TEXT SECTION:
Nobel laureate Seamus Heaney, who has died aged 74, was described by Robert Lowell as “the most important Irish poet since Yeats”.
Widely acclaimed for his many notable achievements, during his lifetime he undoubtedly was the most popular poet writing in English, and the only poet assured of a place in the bestseller lists. His books sold, and continue to sell, in the tens of thousands, while hordes of “Heaneyboppers” flocked to his readings.
His earliest influences, Robert Frost and Ted Hughes, are reflected throughout his work, but most especially in his first two collections, where he recollected images of his childhood on the family farm in county Derry.
Other poets, especially Gerard Manley Hopkins, William Wordsworth, and Thomas Hardy, as well as Dante, influenced his work.
Heaney did not confine himself to poetry. A respected critic, he also was a distinguished academic and his translations from Greek, Latin, Italian, Irish and Anglo-Saxon reflect the extent of his learning. As a translator he sought to remain true to the original text, and disliked the modern practice whereby a poem is “smashed and grabbed rather than rendered up”.

TASK LIST:
1. Using the passage on Seamus Heaney, mark each statement yes or no, and quote the words of the passage that settle it.
(a) Heaney's first two collections drew on his childhood on the family farm in county Derry.
(b) Robert Frost called Heaney "the most important Irish poet since Yeats."
(c) As a translator, Heaney preferred to depart freely from the original text.
2. Write the next part of the passage on Seamus Heaney, starting right after its final sentence.

EXTRACTED INFORMATION:
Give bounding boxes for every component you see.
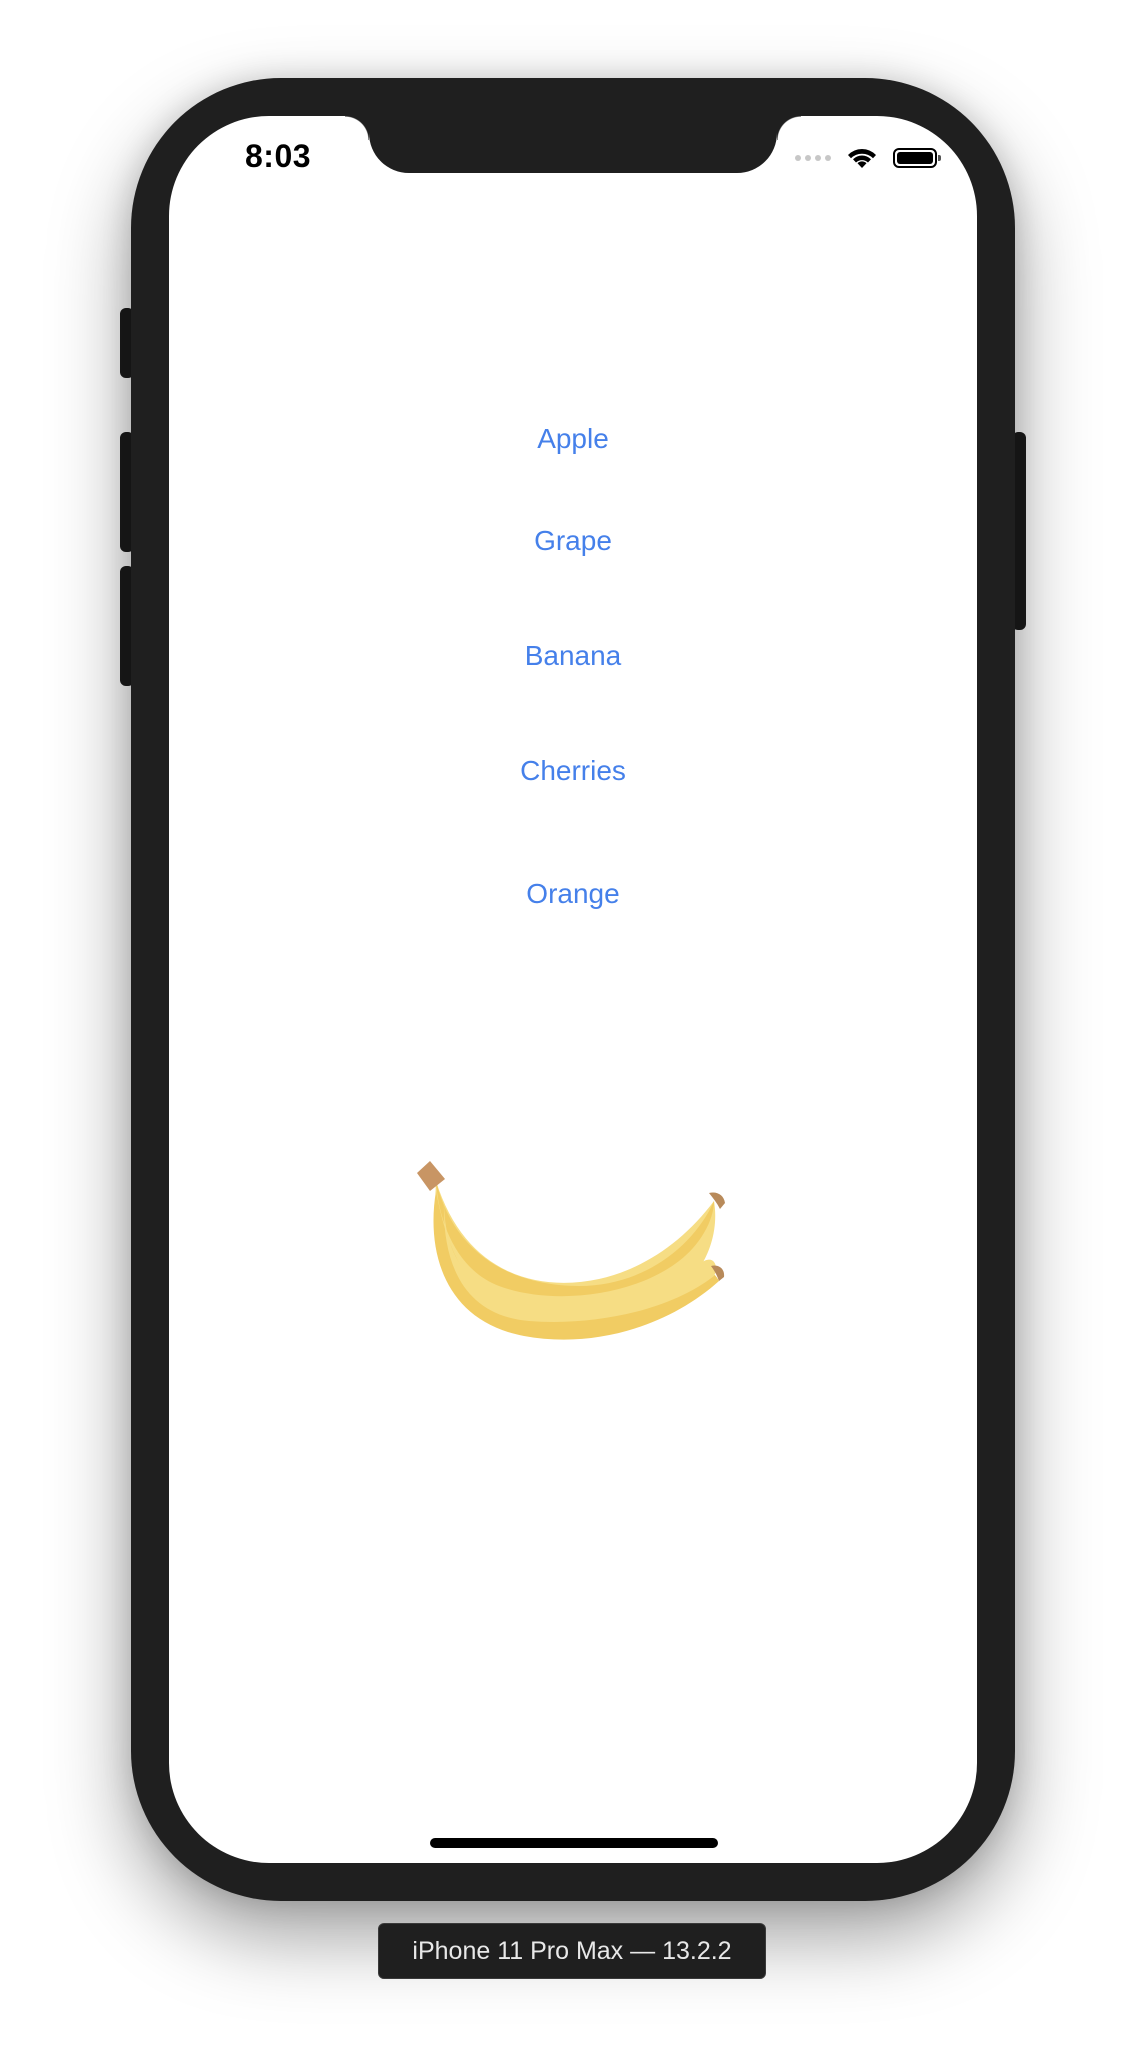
fruit-button-list: Apple Grape Banana Cherries Orange xyxy=(169,116,977,1863)
home-indicator[interactable] xyxy=(430,1838,718,1848)
cherries-button[interactable]: Cherries xyxy=(169,755,977,787)
orange-button[interactable]: Orange xyxy=(169,878,977,910)
banana-button[interactable]: Banana xyxy=(169,640,977,672)
iphone-device-frame: 8:03 Apple Grape Banana Cherries Orange xyxy=(131,78,1015,1901)
simulator-device-label: iPhone 11 Pro Max — 13.2.2 xyxy=(378,1923,766,1979)
banana-icon xyxy=(417,1161,725,1340)
device-screen: 8:03 Apple Grape Banana Cherries Orange xyxy=(169,116,977,1863)
grape-button[interactable]: Grape xyxy=(169,525,977,557)
apple-button[interactable]: Apple xyxy=(169,423,977,455)
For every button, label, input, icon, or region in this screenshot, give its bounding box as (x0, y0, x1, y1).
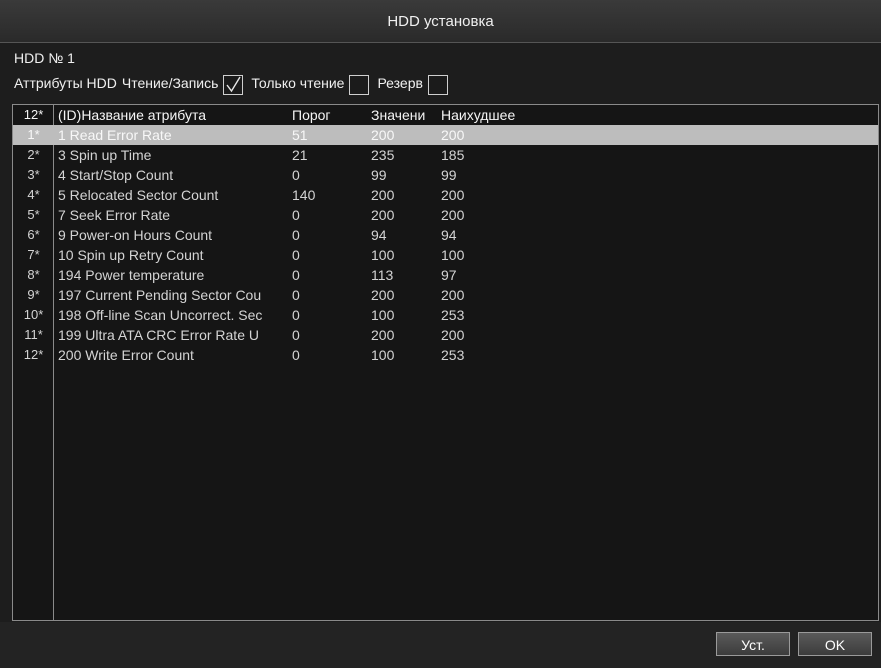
hdd-number-label: HDD № 1 (14, 50, 75, 66)
row-threshold: 0 (292, 167, 300, 183)
row-value: 235 (371, 147, 395, 163)
table-header-row: 12* (ID)Название атрибута Порог Значени … (13, 105, 878, 125)
row-attribute-name: 198 Off-line Scan Uncorrect. Sec (58, 307, 263, 323)
row-attribute-name: 3 Spin up Time (58, 147, 152, 163)
row-attribute-name: 197 Current Pending Sector Cou (58, 287, 262, 303)
row-index: 1* (27, 127, 40, 142)
row-attribute-name: 200 Write Error Count (58, 347, 194, 363)
row-attribute-name: 10 Spin up Retry Count (58, 247, 204, 263)
set-button[interactable]: Уст. (716, 632, 790, 656)
row-worst: 99 (441, 167, 457, 183)
table-row[interactable]: 7* 10 Spin up Retry Count 0 100 100 (13, 245, 878, 265)
row-attribute-name: 194 Power temperature (58, 267, 205, 283)
smart-attributes-table[interactable]: 12* (ID)Название атрибута Порог Значени … (12, 104, 879, 621)
row-index: 3* (27, 167, 40, 182)
row-worst: 200 (441, 287, 465, 303)
table-row[interactable]: 6* 9 Power-on Hours Count 0 94 94 (13, 225, 878, 245)
row-index: 9* (27, 287, 40, 302)
window-title-bar: HDD установка (0, 0, 881, 43)
table-row[interactable]: 9* 197 Current Pending Sector Cou 0 200 200 (13, 285, 878, 305)
read-write-label: Чтение/Запись (121, 75, 219, 91)
reserve-checkbox[interactable] (427, 75, 448, 95)
row-worst: 200 (441, 127, 465, 143)
row-index: 6* (27, 227, 40, 242)
row-attribute-name: 199 Ultra ATA CRC Error Rate U (58, 327, 259, 343)
header-attribute-name: (ID)Название атрибута (58, 107, 207, 123)
row-worst: 200 (441, 327, 465, 343)
footer-bar: Уст. OK (0, 622, 881, 668)
table-row[interactable]: 11* 199 Ultra ATA CRC Error Rate U 0 200 200 (13, 325, 878, 345)
row-value: 99 (371, 167, 387, 183)
row-index: 11* (24, 327, 43, 342)
row-index: 7* (27, 247, 40, 262)
row-value: 200 (371, 187, 395, 203)
row-index: 4* (27, 187, 40, 202)
row-threshold: 51 (292, 127, 308, 143)
header-threshold: Порог (292, 107, 331, 123)
row-threshold: 0 (292, 287, 300, 303)
row-threshold: 0 (292, 247, 300, 263)
table-row[interactable]: 4* 5 Relocated Sector Count 140 200 200 (13, 185, 878, 205)
row-index: 12* (23, 347, 44, 362)
table-row[interactable]: 10* 198 Off-line Scan Uncorrect. Sec 0 100 2… (13, 305, 878, 325)
table-row[interactable]: 1* 1 Read Error Rate 51 200 200 (13, 125, 878, 145)
row-threshold: 0 (292, 227, 300, 243)
row-value: 200 (371, 207, 395, 223)
row-threshold: 0 (292, 307, 300, 323)
row-worst: 94 (441, 227, 457, 243)
hdd-attributes-row: Аттрибуты HDD Чтение/Запись Только чтени… (14, 72, 456, 95)
row-value: 100 (371, 247, 395, 263)
row-index: 2* (27, 147, 40, 162)
row-value: 200 (371, 327, 395, 343)
row-threshold: 21 (292, 147, 308, 163)
row-threshold: 0 (292, 327, 300, 343)
header-worst: Наихудшее (441, 107, 516, 123)
header-index: 12* (23, 107, 44, 122)
row-attribute-name: 9 Power-on Hours Count (58, 227, 213, 243)
header-value: Значени (371, 107, 426, 123)
row-worst: 97 (441, 267, 457, 283)
row-attribute-name: 5 Relocated Sector Count (58, 187, 219, 203)
read-write-checkbox[interactable] (223, 75, 244, 95)
table-row[interactable]: 2* 3 Spin up Time 21 235 185 (13, 145, 878, 165)
window-title: HDD установка (387, 12, 494, 30)
row-value: 100 (371, 307, 395, 323)
check-icon (226, 76, 242, 93)
row-worst: 100 (441, 247, 465, 263)
row-value: 100 (371, 347, 395, 363)
row-value: 94 (371, 227, 387, 243)
attributes-label: Аттрибуты HDD (14, 75, 117, 91)
row-attribute-name: 1 Read Error Rate (58, 127, 172, 143)
table-row[interactable]: 3* 4 Start/Stop Count 0 99 99 (13, 165, 878, 185)
row-value: 200 (371, 287, 395, 303)
row-value: 113 (371, 267, 394, 283)
row-worst: 200 (441, 187, 465, 203)
row-threshold: 140 (292, 187, 316, 203)
row-worst: 253 (441, 347, 465, 363)
row-index: 5* (27, 207, 40, 222)
read-only-checkbox[interactable] (349, 75, 370, 95)
row-worst: 185 (441, 147, 465, 163)
row-attribute-name: 7 Seek Error Rate (58, 207, 171, 223)
row-index: 8* (27, 267, 40, 282)
row-worst: 253 (441, 307, 465, 323)
row-index: 10* (23, 307, 44, 322)
table-row[interactable]: 5* 7 Seek Error Rate 0 200 200 (13, 205, 878, 225)
row-attribute-name: 4 Start/Stop Count (58, 167, 174, 183)
table-row[interactable]: 12* 200 Write Error Count 0 100 253 (13, 345, 878, 365)
table-row[interactable]: 8* 194 Power temperature 0 113 97 (13, 265, 878, 285)
row-value: 200 (371, 127, 395, 143)
ok-button[interactable]: OK (798, 632, 872, 656)
row-threshold: 0 (292, 267, 300, 283)
row-worst: 200 (441, 207, 465, 223)
read-only-label: Только чтение (251, 75, 345, 91)
row-threshold: 0 (292, 207, 300, 223)
reserve-label: Резерв (377, 75, 423, 91)
row-threshold: 0 (292, 347, 300, 363)
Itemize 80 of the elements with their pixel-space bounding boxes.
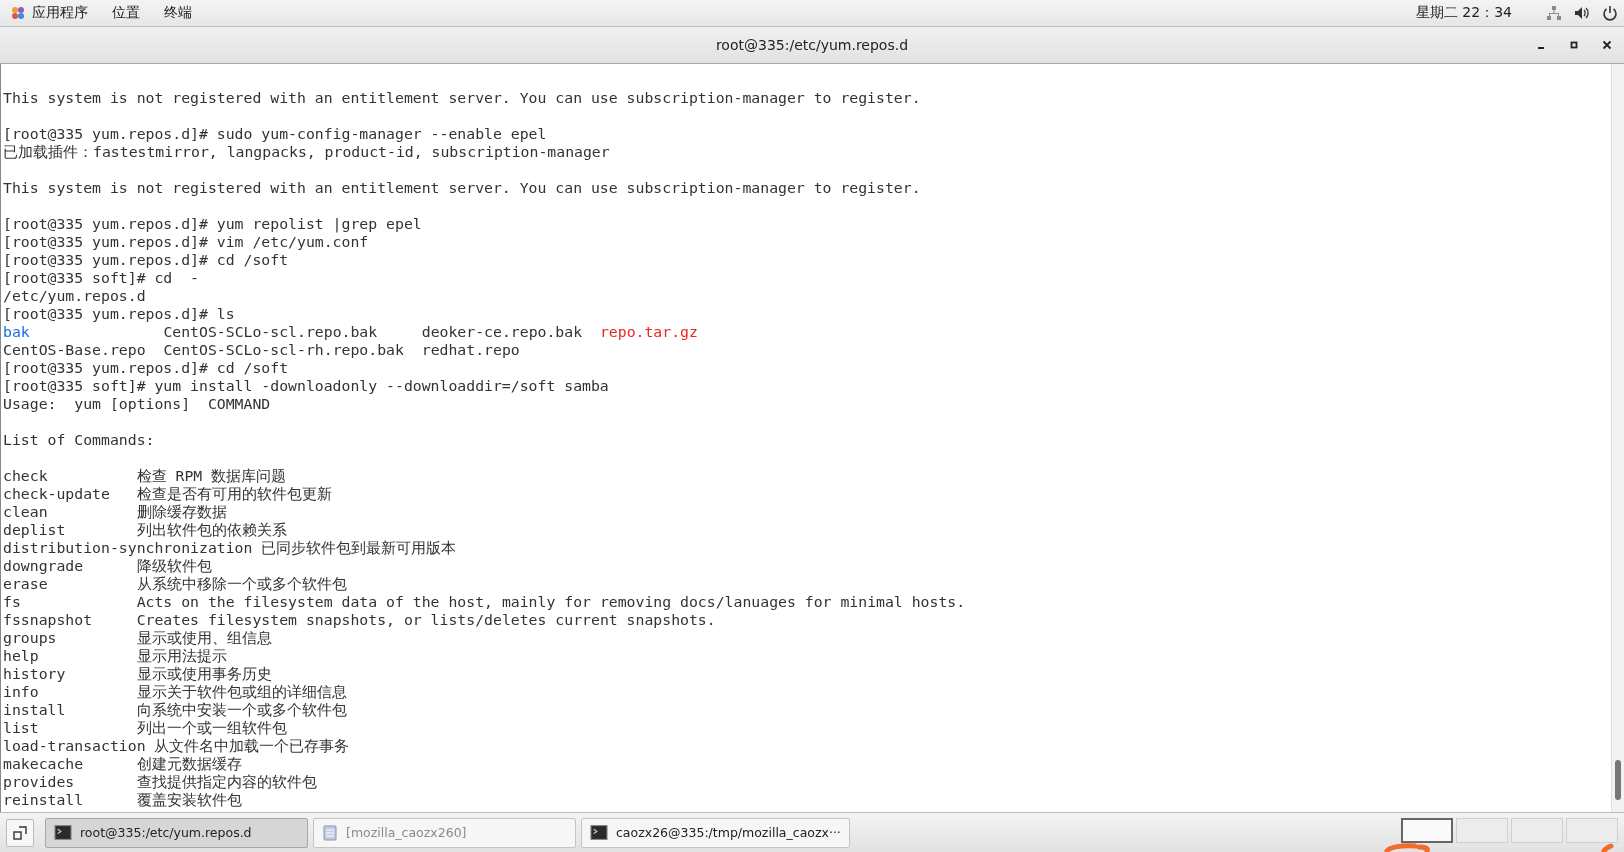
terminal-line: [root@335 yum.repos.d]# vim /etc/yum.conf [3, 233, 369, 250]
command-name: erase [3, 575, 48, 592]
command-name: check [3, 467, 48, 484]
command-name: deplist [3, 521, 66, 538]
command-name: provides [3, 773, 75, 790]
command-description: 列出一个或一组软件包 [136, 719, 287, 736]
command-description: 降级软件包 [136, 557, 212, 574]
clock[interactable]: 星期二 22：34 [1415, 4, 1512, 22]
command-description: 覆盖安装软件包 [136, 791, 242, 808]
command-name: groups [3, 629, 57, 646]
terminal-line: [root@335 yum.repos.d]# ls [3, 305, 235, 322]
command-name: downgrade [3, 557, 84, 574]
terminal-line: [root@335 yum.repos.d]# sudo yum-config-manager --enable epel [3, 125, 547, 142]
command-description: 向系统中安装一个或多个软件包 [136, 701, 347, 718]
command-name: fs [3, 593, 21, 610]
volume-icon[interactable] [1574, 5, 1590, 21]
command-description: 列出软件包的依赖关系 [136, 521, 287, 538]
command-description: 显示关于软件包或组的详细信息 [136, 683, 347, 700]
command-description: Creates filesystem snapshots, or lists/deletes current snapshots. [136, 611, 716, 628]
windows-icon [13, 825, 27, 840]
file-name: CentOS-SCLo-scl-rh.repo.bak [163, 341, 404, 358]
power-icon[interactable] [1602, 5, 1618, 21]
command-name: install [3, 701, 66, 718]
terminal-line: Usage: yum [options] COMMAND [3, 395, 271, 412]
workspace-thumbnail[interactable] [1401, 818, 1453, 843]
file-name: deoker-ce.repo.bak [421, 323, 583, 340]
file-name: CentOS-Base.repo [3, 341, 146, 358]
command-description: 显示用法提示 [136, 647, 227, 664]
command-name: check-update [3, 485, 110, 502]
command-name: info [3, 683, 39, 700]
terminal-line: [root@335 soft]# yum install -downloadonly --downloaddir=/soft samba [3, 377, 609, 394]
terminal-line: /etc/yum.repos.d [3, 287, 146, 304]
command-description: Acts on the filesystem data of the host, mainly for removing docs/lanuages for minimal hosts. [136, 593, 966, 610]
command-description: 创建元数据缓存 [136, 755, 242, 772]
file-name: redhat.repo [421, 341, 520, 358]
command-description: 检查是否有可用的软件包更新 [136, 485, 332, 502]
command-name: load-transaction [3, 737, 146, 754]
window-title: root@335:/etc/yum.repos.d [715, 37, 909, 53]
command-description: 已同步软件包到最新可用版本 [261, 539, 457, 556]
command-description: 显示或使用事务历史 [136, 665, 272, 682]
scrollbar[interactable] [1611, 64, 1624, 812]
command-name: clean [3, 503, 48, 520]
command-description: 检查 RPM 数据库问题 [136, 467, 287, 484]
task-button[interactable]: caozx26@335:/tmp/mozilla_caozx··· [581, 817, 850, 848]
terminal-icon [590, 825, 608, 840]
terminal-line: [root@335 yum.repos.d]# cd /soft [3, 251, 289, 268]
terminal-line: [root@335 yum.repos.d]# yum repolist |grep epel [3, 215, 422, 232]
terminal-line: This system is not registered with an entitlement server. You can use subscription-manager to register. [3, 89, 921, 106]
terminal-icon [54, 825, 72, 840]
command-description: 从系统中移除一个或多个软件包 [136, 575, 347, 592]
maximize-icon[interactable] [1569, 40, 1579, 50]
task-button[interactable]: root@335:/etc/yum.repos.d [45, 817, 308, 848]
top-menu[interactable]: 终端 [164, 4, 192, 22]
command-name: list [3, 719, 39, 736]
document-icon [322, 824, 338, 841]
command-description: 显示或使用、组信息 [136, 629, 272, 646]
command-description: 从文件名中加载一个已存事务 [154, 737, 350, 754]
show-desktop-button[interactable] [6, 818, 34, 847]
terminal-line: List of Commands: [3, 431, 155, 448]
command-name: history [3, 665, 66, 682]
top-menu[interactable]: 应用程序 [32, 4, 88, 22]
command-description: 查找提供指定内容的软件包 [136, 773, 317, 790]
apps-icon[interactable] [10, 5, 26, 21]
command-description: 删除缓存数据 [136, 503, 227, 520]
terminal-line: [root@335 soft]# cd - [3, 269, 199, 286]
file-name: repo.tar.gz [599, 323, 698, 340]
file-name: bak [3, 323, 30, 340]
command-name: reinstall [3, 791, 84, 808]
command-name: distribution-synchronization [3, 539, 253, 556]
close-icon[interactable] [1602, 40, 1612, 50]
command-name: makecache [3, 755, 84, 772]
file-name: CentOS-SCLo-scl.repo.bak [163, 323, 378, 340]
terminal-line: 已加载插件：fastestmirror, langpacks, product-id, subscription-manager [3, 143, 610, 160]
scrollbar-thumb[interactable] [1615, 760, 1621, 800]
terminal-line: [root@335 yum.repos.d]# cd /soft [3, 359, 289, 376]
top-menu[interactable]: 位置 [112, 4, 140, 22]
terminal-line: This system is not registered with an entitlement server. You can use subscription-manager to register. [3, 179, 921, 196]
command-name: help [3, 647, 39, 664]
command-name: fssnapshot [3, 611, 93, 628]
network-icon[interactable] [1546, 5, 1562, 21]
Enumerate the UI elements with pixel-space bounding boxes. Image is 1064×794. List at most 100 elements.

ANSWERS GIVEN:
1.
(a) Yes: "in his first two collections, where he recollected images of his childhood on the family farm in county Derry"
(b) No: "was described by Robert Lowell as “the most important Irish poet since Yeats”"
(c) No: "As a translator he sought to remain true to the original text"

2.
As well as translations from Dante in various volumes, and versions from the Polish of Jan Kochanowski, published as Laments (1995), he published Sweeney Astray: A Version from the Irish (1983). His translation of Beowulf (1999) won the Whitbread Book of the Year Award in 2000. The Cure at Troy, based on Sophocles’ Philoctetes, was first performed at the Guildhall, Derry, in 1990, while Burial at Thebes, his version of Sophocles’ Antigone, was premiered at the Abbey theatre in 2004.
His translation of the late medieval Scottish poet Robert Henryson’s The Testament of Cresseid and Seven Fables was published in 2009.
Henryson wrote in Lowland Scots, prompting Heaney to explore another strand of the Northern tradition.
A sometime broadcaster and journalist, in the 1970s Heaney presented the book programme Imprint on RTÉ radio. He recorded several albums for Claddagh records, collaborating with fellow poet John Montague on one and uileann piper Liam O’Flynn on another. RTÉ in 2009 produced a 15-CD box set of him reading his 11 poetry collections. Conferred with numerous honorary doctorates, he also was a member and saoi of Aosdána, and an Honorary Foreign Member of the American Academy of Arts and Letters.
In 2004 the Seamus Heaney Centre for Poetry was opened at Queen’s University Belfast and in 2010 launched an annual poetry award. His District and Circle was in 2006 awarded the TS Eliot Prize.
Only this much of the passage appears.